— start —
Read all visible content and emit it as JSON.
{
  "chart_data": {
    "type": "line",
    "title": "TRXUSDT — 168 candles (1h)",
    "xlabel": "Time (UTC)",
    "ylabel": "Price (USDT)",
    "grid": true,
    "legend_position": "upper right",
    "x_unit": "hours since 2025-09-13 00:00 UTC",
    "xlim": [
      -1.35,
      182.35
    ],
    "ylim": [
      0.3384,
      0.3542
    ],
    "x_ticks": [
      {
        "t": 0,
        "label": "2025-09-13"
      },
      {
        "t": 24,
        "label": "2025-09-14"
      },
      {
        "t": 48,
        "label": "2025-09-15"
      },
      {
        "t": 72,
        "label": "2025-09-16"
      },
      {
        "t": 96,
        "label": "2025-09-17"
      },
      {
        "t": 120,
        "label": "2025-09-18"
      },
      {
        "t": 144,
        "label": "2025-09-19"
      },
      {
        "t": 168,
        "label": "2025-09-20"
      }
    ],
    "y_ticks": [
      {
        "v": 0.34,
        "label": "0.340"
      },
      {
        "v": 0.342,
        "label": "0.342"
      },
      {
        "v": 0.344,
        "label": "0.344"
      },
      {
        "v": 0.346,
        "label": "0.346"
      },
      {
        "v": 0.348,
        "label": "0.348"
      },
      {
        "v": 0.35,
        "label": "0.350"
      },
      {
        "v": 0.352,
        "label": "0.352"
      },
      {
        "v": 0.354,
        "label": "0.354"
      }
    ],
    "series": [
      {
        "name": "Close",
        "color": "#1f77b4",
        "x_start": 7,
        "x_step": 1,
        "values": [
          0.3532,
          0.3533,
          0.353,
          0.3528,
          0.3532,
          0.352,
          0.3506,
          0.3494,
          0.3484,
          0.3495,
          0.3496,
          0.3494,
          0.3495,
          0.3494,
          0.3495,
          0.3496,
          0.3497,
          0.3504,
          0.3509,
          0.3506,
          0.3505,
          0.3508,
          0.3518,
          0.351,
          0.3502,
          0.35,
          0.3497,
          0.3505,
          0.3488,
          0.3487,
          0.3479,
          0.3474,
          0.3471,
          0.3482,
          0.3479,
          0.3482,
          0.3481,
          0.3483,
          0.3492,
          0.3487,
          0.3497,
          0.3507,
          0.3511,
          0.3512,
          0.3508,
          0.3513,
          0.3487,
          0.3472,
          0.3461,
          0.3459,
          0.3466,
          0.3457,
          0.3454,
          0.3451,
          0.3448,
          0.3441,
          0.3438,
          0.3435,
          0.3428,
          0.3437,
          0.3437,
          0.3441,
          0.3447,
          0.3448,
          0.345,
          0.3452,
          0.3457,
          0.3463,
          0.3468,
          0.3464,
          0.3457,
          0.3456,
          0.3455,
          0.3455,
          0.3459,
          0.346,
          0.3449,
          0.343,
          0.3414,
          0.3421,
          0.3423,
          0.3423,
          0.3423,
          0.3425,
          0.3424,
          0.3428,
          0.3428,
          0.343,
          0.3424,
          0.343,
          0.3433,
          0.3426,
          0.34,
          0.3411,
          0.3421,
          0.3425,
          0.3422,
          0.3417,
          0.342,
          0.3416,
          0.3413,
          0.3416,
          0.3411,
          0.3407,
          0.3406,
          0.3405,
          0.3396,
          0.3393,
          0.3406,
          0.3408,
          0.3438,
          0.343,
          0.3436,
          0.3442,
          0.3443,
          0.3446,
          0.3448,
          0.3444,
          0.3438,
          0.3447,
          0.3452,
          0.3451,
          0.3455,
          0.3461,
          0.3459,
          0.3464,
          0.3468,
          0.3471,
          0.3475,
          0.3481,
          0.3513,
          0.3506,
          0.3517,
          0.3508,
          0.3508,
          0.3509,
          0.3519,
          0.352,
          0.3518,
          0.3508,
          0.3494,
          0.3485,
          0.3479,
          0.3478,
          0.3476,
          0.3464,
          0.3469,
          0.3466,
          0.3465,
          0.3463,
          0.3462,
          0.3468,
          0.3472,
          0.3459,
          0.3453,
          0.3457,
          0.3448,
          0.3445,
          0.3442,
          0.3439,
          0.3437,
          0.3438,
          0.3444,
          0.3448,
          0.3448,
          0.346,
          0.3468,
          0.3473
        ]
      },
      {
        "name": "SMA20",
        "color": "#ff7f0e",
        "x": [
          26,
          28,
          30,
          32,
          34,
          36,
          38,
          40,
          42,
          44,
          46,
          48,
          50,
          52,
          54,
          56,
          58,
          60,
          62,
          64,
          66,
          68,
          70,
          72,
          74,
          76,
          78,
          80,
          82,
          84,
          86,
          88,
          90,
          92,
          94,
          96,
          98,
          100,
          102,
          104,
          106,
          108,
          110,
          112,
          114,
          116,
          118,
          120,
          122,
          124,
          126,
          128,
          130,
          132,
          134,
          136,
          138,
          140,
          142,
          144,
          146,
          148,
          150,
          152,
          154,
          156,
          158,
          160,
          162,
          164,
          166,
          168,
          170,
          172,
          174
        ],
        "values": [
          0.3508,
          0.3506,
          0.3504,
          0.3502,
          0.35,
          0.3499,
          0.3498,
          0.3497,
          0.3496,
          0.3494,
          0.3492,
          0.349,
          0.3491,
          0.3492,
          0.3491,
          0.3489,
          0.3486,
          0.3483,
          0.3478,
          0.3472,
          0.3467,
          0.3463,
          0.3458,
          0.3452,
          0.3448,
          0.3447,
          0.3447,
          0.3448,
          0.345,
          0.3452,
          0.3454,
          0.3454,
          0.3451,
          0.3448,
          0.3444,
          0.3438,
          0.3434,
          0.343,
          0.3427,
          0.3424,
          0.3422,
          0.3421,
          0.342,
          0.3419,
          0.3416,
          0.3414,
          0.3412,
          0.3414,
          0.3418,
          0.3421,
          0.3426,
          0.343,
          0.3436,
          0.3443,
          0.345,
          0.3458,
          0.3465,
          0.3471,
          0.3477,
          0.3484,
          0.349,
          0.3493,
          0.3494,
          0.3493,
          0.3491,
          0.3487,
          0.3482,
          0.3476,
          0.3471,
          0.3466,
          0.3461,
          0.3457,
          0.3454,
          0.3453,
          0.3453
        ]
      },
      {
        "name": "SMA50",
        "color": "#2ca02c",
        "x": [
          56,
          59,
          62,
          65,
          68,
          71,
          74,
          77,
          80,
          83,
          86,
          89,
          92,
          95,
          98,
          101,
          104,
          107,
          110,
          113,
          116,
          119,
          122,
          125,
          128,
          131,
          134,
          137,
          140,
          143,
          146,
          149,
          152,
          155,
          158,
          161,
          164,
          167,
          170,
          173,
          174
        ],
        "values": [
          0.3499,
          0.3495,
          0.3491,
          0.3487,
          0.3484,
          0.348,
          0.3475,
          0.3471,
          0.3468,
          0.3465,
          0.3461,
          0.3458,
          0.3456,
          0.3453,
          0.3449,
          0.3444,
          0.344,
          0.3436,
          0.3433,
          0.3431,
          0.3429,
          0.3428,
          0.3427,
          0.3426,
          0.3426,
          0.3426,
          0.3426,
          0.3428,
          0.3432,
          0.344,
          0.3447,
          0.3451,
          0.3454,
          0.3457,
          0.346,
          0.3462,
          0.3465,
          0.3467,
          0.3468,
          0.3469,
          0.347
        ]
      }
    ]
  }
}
— end —
--- WHAT THE TASK REQUIRES ---
From the data, pick out every line that includes "color".

--- RESULT BELOW ---
        "color": "#1f77b4",
        "color": "#ff7f0e",
        "color": "#2ca02c",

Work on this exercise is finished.